Note: The highlighted event marks the next occurring event.

Date / Time Speaker Title Location
20 February 2017
no seminar HG G 43 
27 February 2017
Claire Voisin
Jussieu and ITS
Hyper-Kähler manifolds and their moduli HG G 43 
6 March 2017
Felix Schlenk
Université de Neuchâtel
Symplectic rigidity and flexibility, old and new  HG G 43 
Abstract: We look at the following chain of symplectic embedding problems in dimension four. E(1,a) \to Z^4(A), E(1,a) \to P(A,bA) (b \in \NN), E(1,a) \to T^4(A). Here $E(1,a)$ is a symplectic ellipsoid, $Z^4(A)$ is the symplectic cylinder $D^2(A) \times R^2$, $P(A,bA) = D^2(A) \times D^2(bA)$ is the polydisc, and $T^4(A) = T^2(A) \times T^2(A)$, where $T^2(A)$ is the torus of area $A$. In each problem we ask for the smallest $A$ for which $E(1,a)$ symplectically embeds. The answer is very different in each case: total rigidity, total flexibility, and a two-fold subtle transition between them. The talk is based on works by Cristofaro-Gardiner, Frenkel, Latschev, McDuff, Müller and myself.
13 March 2017
Samuel Trautwein
ETH Zürich
Yang-Mills-Higgs flow and GIT for the vortex equation  HG G 43 
Abstract: The symplectic vortex equations admit a variational description as global minimum of the Yang--Mills--Higgs functional. We discuss convergence of its gradient flow on holomorphic pairs and explain how this can be used to obtain several results inspired by finite dimensional GIT: The analogue of the Ness uniqueness theorem, the moment-weight inequality, the Kempf existence and uniqueness theorem and an extension of Mundet's Kobayashi--Hitchin correspondence to the polystable and semistable case.
20 March 2017
Charel Antony
ETH Zürich
Gradient flows near birth-death critical points and adiabatic limits  HG G 43 
Abstract: In connecting two Morse functions on a manifold by a smooth family of functions, the concept of birth-death critical points (BDCP) appears naturally. On the level of critical points, we see two critical points running into each other and then disappearing (or dying) as we vary the parameter near the BDCP. After some definitions and a normal form for BDCP, we will discuss the existence and uniqueness of gradient flow lines connecting the two critical points near such a BDCP and how adiabatic limit techniques enter in the analysis of the problem.
--
▶ _What you will do_
Rewrite the seminar schedule from the words "20 March 2017" through the words "of the problem.", renaming "BDCP" to "BDP" everywhere in that span.
--
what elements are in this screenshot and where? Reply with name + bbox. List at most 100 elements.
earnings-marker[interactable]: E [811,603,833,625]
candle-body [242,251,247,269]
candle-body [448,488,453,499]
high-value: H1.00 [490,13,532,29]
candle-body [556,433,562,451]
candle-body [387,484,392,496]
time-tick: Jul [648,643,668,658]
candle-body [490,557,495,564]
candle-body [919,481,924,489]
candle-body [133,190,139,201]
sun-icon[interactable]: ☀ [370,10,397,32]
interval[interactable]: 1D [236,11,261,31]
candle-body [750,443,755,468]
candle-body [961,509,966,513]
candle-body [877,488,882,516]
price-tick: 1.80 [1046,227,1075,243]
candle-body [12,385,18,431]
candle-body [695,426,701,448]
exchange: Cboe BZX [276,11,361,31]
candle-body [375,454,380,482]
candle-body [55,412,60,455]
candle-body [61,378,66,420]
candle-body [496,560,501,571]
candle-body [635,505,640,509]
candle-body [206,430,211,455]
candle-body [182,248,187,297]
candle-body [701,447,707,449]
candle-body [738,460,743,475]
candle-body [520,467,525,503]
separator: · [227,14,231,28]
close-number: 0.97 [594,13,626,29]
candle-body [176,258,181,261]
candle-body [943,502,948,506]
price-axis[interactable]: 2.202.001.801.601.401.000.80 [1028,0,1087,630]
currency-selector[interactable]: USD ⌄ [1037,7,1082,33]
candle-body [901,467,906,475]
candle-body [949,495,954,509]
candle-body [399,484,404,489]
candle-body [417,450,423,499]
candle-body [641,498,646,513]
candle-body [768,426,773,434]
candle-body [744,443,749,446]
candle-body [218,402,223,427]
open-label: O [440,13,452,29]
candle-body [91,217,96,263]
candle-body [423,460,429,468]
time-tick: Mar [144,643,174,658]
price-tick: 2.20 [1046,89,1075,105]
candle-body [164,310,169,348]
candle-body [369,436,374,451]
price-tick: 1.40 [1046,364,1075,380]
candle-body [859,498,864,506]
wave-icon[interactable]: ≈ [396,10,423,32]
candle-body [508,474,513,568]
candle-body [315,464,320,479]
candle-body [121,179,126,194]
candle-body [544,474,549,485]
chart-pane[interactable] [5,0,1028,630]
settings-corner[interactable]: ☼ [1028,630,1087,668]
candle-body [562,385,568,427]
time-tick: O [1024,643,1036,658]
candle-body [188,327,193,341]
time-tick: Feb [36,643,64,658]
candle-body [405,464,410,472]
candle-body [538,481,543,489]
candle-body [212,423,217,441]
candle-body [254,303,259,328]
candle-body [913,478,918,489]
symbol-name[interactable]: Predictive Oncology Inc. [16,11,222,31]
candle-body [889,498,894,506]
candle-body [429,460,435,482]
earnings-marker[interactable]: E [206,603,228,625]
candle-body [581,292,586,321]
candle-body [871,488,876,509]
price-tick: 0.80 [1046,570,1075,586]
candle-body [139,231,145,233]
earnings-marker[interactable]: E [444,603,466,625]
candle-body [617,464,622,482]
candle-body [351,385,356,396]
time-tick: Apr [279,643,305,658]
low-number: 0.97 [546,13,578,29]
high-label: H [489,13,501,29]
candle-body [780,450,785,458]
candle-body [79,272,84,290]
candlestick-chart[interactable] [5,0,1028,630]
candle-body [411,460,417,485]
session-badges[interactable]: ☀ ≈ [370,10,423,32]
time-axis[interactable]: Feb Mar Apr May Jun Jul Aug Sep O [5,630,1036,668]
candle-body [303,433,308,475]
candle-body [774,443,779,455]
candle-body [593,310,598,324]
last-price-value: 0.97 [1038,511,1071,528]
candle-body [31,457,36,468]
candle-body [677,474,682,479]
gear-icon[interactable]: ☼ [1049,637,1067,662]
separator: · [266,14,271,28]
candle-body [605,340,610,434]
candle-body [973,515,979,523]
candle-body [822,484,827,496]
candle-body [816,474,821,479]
--
▶ _Solution to this problem_
20 March 2017
Charel Antony
ETH Zürich
Gradient flows near birth-death critical points and adiabatic limits  HG G 43 
Abstract: In connecting two Morse functions on a manifold by a smooth family of functions, the concept of birth-death critical points (BDP) appears naturally. On the level of critical points, we see two critical points running into each other and then disappearing (or dying) as we vary the parameter near the BDP. After some definitions and a normal form for BDP, we will discuss the existence and uniqueness of gradient flow lines connecting the two critical points near such a BDP and how adiabatic limit techniques enter in the analysis of the problem.